* Exercise description *
Exclude the pictures; give every entry again exactly as written.
— BEGIN Record list —
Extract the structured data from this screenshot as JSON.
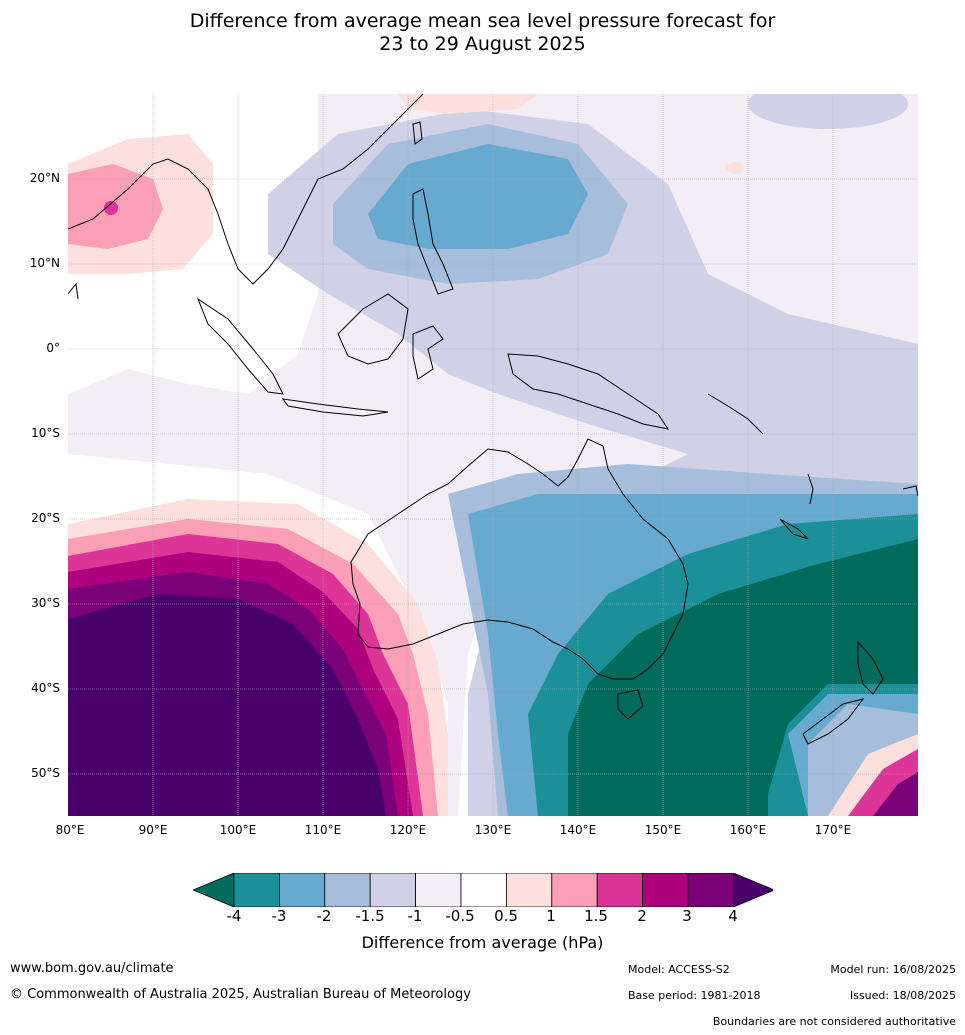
{
  "title": {
    "line1": "Difference from average mean sea level pressure forecast for",
    "line2": "23 to 29 August 2025"
  },
  "map": {
    "lat_labels": [
      "20°N",
      "10°N",
      "0°",
      "10°S",
      "20°S",
      "30°S",
      "40°S",
      "50°S"
    ],
    "lon_labels": [
      "80°E",
      "90°E",
      "100°E",
      "110°E",
      "120°E",
      "130°E",
      "140°E",
      "150°E",
      "160°E",
      "170°E"
    ],
    "extent": {
      "lon": [
        80,
        180
      ],
      "lat": [
        -55,
        30
      ]
    },
    "features": [
      "Australia",
      "New Zealand",
      "Indonesia",
      "Philippines",
      "Indochina",
      "India",
      "Tasmania"
    ]
  },
  "legend": {
    "ticks": [
      "-4",
      "-3",
      "-2",
      "-1.5",
      "-1",
      "-0.5",
      "0.5",
      "1",
      "1.5",
      "2",
      "3",
      "4"
    ],
    "colors": [
      "#006b5a",
      "#1b9099",
      "#67a9cf",
      "#a6bddb",
      "#d0d1e6",
      "#f3edf6",
      "#ffffff",
      "#fde0dd",
      "#fa9fb5",
      "#dd3497",
      "#ae017e",
      "#7a0177",
      "#49006a"
    ],
    "label": "Difference from average (hPa)"
  },
  "footer": {
    "website": "www.bom.gov.au/climate",
    "copyright": "© Commonwealth of Australia 2025, Australian Bureau of Meteorology",
    "model": "Model: ACCESS-S2",
    "base_period": "Base period: 1981-2018",
    "model_run": "Model run: 16/08/2025",
    "issued": "Issued: 18/08/2025",
    "disclaimer": "Boundaries are not considered authoritative"
  }
}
— END Record list —
* Response to the exercise *
Extract the structured data from this screenshot as JSON.
{
  "title": {
    "line1": "Difference from average mean sea level pressure forecast for",
    "line2": "23 to 29 August 2025"
  },
  "map": {
    "lat_labels": [
      "20°N",
      "10°N",
      "0°",
      "10°S",
      "20°S",
      "30°S",
      "40°S",
      "50°S"
    ],
    "lon_labels": [
      "80°E",
      "90°E",
      "100°E",
      "110°E",
      "120°E",
      "130°E",
      "140°E",
      "150°E",
      "160°E",
      "170°E"
    ],
    "extent": {
      "lon": [
        80,
        180
      ],
      "lat": [
        -55,
        30
      ]
    },
    "features": [
      "Australia",
      "New Zealand",
      "Indonesia",
      "Philippines",
      "Indochina",
      "India",
      "Tasmania"
    ]
  },
  "legend": {
    "ticks": [
      "-4",
      "-3",
      "-2",
      "-1.5",
      "-1",
      "-0.5",
      "0.5",
      "1",
      "1.5",
      "2",
      "3",
      "4"
    ],
    "colors": [
      "#006b5a",
      "#1b9099",
      "#67a9cf",
      "#a6bddb",
      "#d0d1e6",
      "#f3edf6",
      "#ffffff",
      "#fde0dd",
      "#fa9fb5",
      "#dd3497",
      "#ae017e",
      "#7a0177",
      "#49006a"
    ],
    "label": "Difference from average (hPa)"
  },
  "footer": {
    "website": "www.bom.gov.au/climate",
    "copyright": "© Commonwealth of Australia 2025, Australian Bureau of Meteorology",
    "model": "Model: ACCESS-S2",
    "base_period": "Base period: 1981-2018",
    "model_run": "Model run: 16/08/2025",
    "issued": "Issued: 18/08/2025",
    "disclaimer": "Boundaries are not considered authoritative"
  }
}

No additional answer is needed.